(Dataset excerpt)
════════

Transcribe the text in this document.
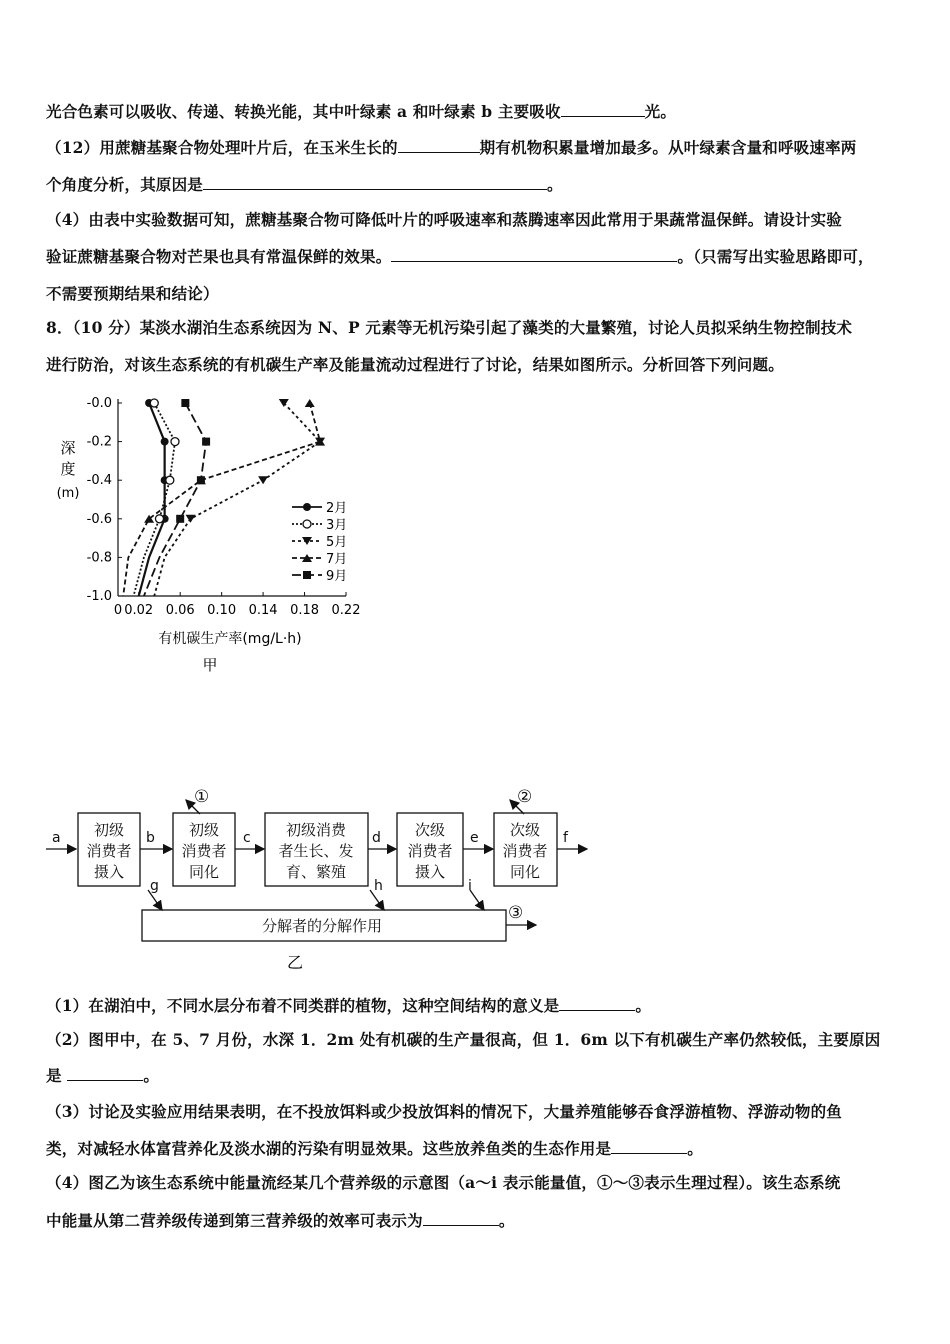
光合色素可以吸收、传递、转换光能，其中叶绿素 a 和叶绿素 b 主要吸收	光。
（12）用蔗糖基聚合物处理叶片后，在玉米生长的	期有机物积累量增加最多。从叶绿素含量和呼吸速率两
个角度分析，其原因是	。
（4）由表中实验数据可知，蔗糖基聚合物可降低叶片的呼吸速率和蒸腾速率因此常用于果蔬常温保鲜。请设计实验
验证蔗糖基聚合物对芒果也具有常温保鲜的效果。	。（只需写出实验思路即可，
不需要预期结果和结论）
8．（10 分）某淡水湖泊生态系统因为 N、P 元素等无机污染引起了藻类的大量繁殖，讨论人员拟采纳生物控制技术
进行防治，对该生态系统的有机碳生产率及能量流动过程进行了讨论，结果如图所示。分析回答下列问题。
-0.0
-0.2
-0.4
-0.6
-0.8
-1.0
0 0.02 0.06 0.10 0.14 0.18 0.22
2月
3月
5月
7月
9月
深
度
(m)
有机碳生产率(mg/L·h)
甲
初级
消费者
摄入
初级
消费者
同化
初级消费
者生长、发
育、繁殖
次级
消费者
摄入
次级
消费者
同化
分解者的分解作用
a	b	c	d	e	f
g	h	i
①	②
③
乙
（1）在湖泊中，不同水层分布着不同类群的植物，这种空间结构的意义是	。
（2）图甲中，在 5、7 月份，水深 1．2m 处有机碳的生产量很高，但 1．6m 以下有机碳生产率仍然较低，主要原因
是	。
（3）讨论及实验应用结果表明，在不投放饵料或少投放饵料的情况下，大量养殖能够吞食浮游植物、浮游动物的鱼
类，对减轻水体富营养化及淡水湖的污染有明显效果。这些放养鱼类的生态作用是	。
（4）图乙为该生态系统中能量流经某几个营养级的示意图（a～i 表示能量值，①～③表示生理过程）。该生态系统
中能量从第二营养级传递到第三营养级的效率可表示为	。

════════

Every line is to be duplicated exactly, though pictures stay out.

• _CORRECT ANSWER_
Transcribe the text in this document.
光合色素可以吸收、传递、转换光能，其中叶绿素 a 和叶绿素 b 主要吸收	光。
（12）用蔗糖基聚合物处理叶片后，在玉米生长的	期有机物积累量增加最多。从叶绿素含量和呼吸速率两
个角度分析，其原因是	。
（4）由表中实验数据可知，蔗糖基聚合物可降低叶片的呼吸速率和蒸腾速率因此常用于果蔬常温保鲜。请设计实验
验证蔗糖基聚合物对芒果也具有常温保鲜的效果。	。（只需写出实验思路即可，
不需要预期结果和结论）
8．（10 分）某淡水湖泊生态系统因为 N、P 元素等无机污染引起了藻类的大量繁殖，讨论人员拟采纳生物控制技术
进行防治，对该生态系统的有机碳生产率及能量流动过程进行了讨论，结果如图所示。分析回答下列问题。
-0.0
-0.2
-0.4
-0.6
-0.8
-1.0
0 0.02 0.06 0.10 0.14 0.18 0.22
2月
3月
5月
7月
9月
深
度
(m)
有机碳生产率(mg/L·h)
甲
初级
消费者
摄入
初级
消费者
同化
初级消费
者生长、发
育、繁殖
次级
消费者
摄入
次级
消费者
同化
分解者的分解作用
a	b	c	d	e	f
g	h	i
①	②
③
乙
（1）在湖泊中，不同水层分布着不同类群的植物，这种空间结构的意义是	。
（2）图甲中，在 5、7 月份，水深 1．2m 处有机碳的生产量很高，但 1．6m 以下有机碳生产率仍然较低，主要原因
是	。
（3）讨论及实验应用结果表明，在不投放饵料或少投放饵料的情况下，大量养殖能够吞食浮游植物、浮游动物的鱼
类，对减轻水体富营养化及淡水湖的污染有明显效果。这些放养鱼类的生态作用是	。
（4）图乙为该生态系统中能量流经某几个营养级的示意图（a～i 表示能量值，①～③表示生理过程）。该生态系统
中能量从第二营养级传递到第三营养级的效率可表示为	。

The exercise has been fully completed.